#### [Your goal]
Check each line for the string "JSON", then give only how many lines have it.

#### [Records for the task]
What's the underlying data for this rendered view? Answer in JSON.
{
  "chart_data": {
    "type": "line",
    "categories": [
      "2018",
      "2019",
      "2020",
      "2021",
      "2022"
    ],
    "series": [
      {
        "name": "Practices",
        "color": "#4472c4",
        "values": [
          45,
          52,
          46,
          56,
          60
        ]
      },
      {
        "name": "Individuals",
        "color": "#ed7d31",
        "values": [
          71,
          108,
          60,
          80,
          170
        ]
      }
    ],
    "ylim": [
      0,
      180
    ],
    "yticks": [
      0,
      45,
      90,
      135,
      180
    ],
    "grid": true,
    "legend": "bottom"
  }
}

...

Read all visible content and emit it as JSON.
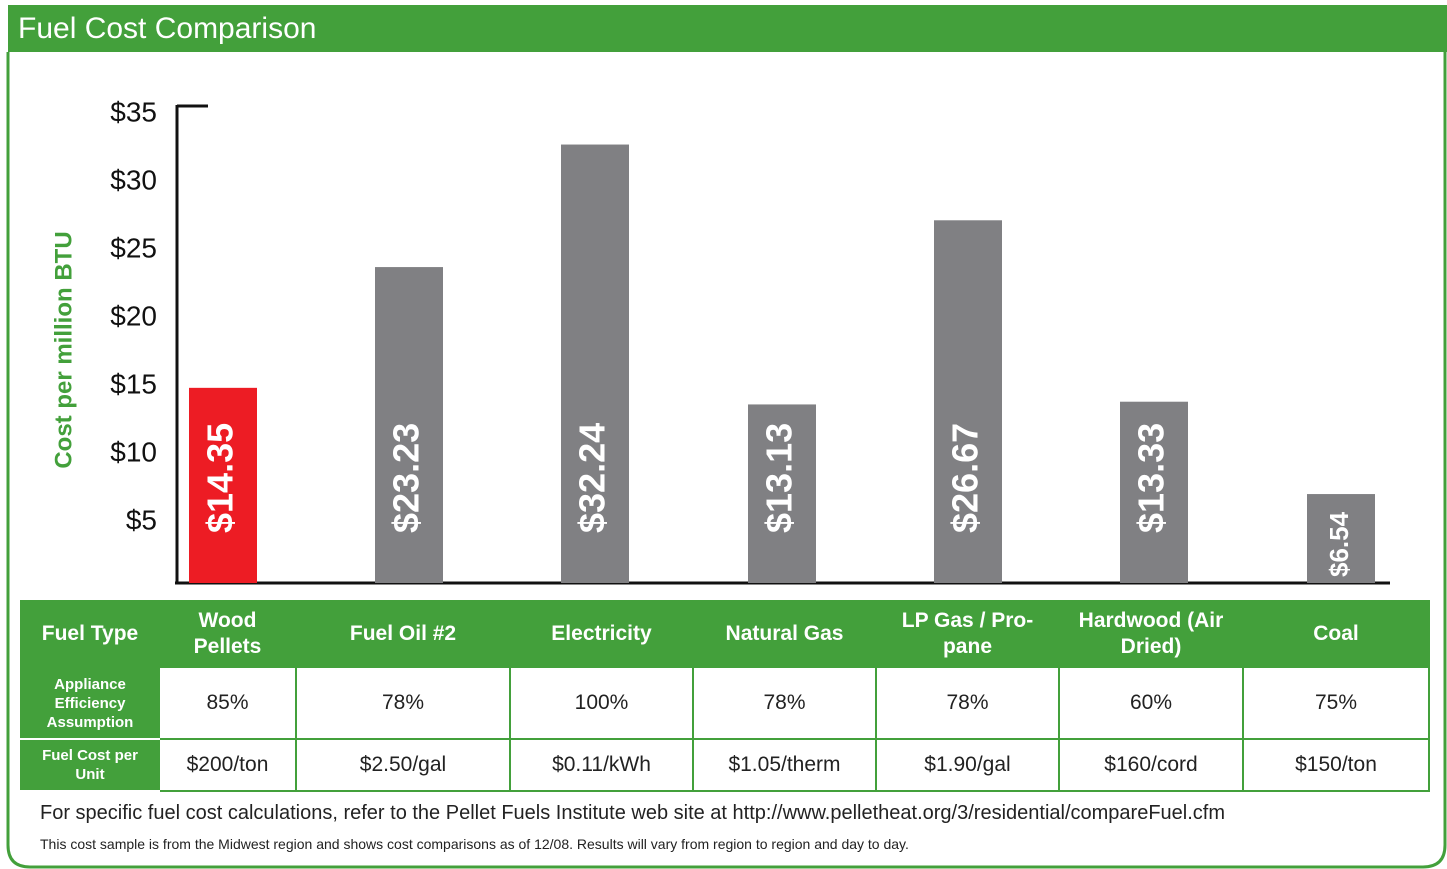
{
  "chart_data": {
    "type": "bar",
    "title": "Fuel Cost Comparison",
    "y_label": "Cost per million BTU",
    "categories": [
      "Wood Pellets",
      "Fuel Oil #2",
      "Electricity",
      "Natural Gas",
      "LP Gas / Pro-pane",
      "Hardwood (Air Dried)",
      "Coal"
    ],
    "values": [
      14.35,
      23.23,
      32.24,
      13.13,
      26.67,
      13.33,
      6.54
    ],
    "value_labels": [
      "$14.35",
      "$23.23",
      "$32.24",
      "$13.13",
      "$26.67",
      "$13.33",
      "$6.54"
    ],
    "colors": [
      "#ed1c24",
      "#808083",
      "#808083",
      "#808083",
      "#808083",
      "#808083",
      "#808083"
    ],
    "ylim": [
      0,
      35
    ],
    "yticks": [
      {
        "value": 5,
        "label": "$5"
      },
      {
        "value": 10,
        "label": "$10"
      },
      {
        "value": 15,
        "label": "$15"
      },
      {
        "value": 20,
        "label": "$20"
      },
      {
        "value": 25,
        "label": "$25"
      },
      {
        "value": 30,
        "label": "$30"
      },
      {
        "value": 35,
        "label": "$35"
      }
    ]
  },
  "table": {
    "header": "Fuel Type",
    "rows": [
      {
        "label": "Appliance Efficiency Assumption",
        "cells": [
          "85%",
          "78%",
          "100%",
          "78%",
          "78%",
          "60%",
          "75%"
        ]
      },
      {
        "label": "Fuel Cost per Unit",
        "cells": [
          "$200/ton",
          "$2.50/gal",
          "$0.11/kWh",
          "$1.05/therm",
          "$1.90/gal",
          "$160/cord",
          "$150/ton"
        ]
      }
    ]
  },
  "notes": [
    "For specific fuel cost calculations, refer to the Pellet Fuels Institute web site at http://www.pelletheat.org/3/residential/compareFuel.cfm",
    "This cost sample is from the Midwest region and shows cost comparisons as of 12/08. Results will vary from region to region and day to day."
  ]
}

#### [Exercise solution]
2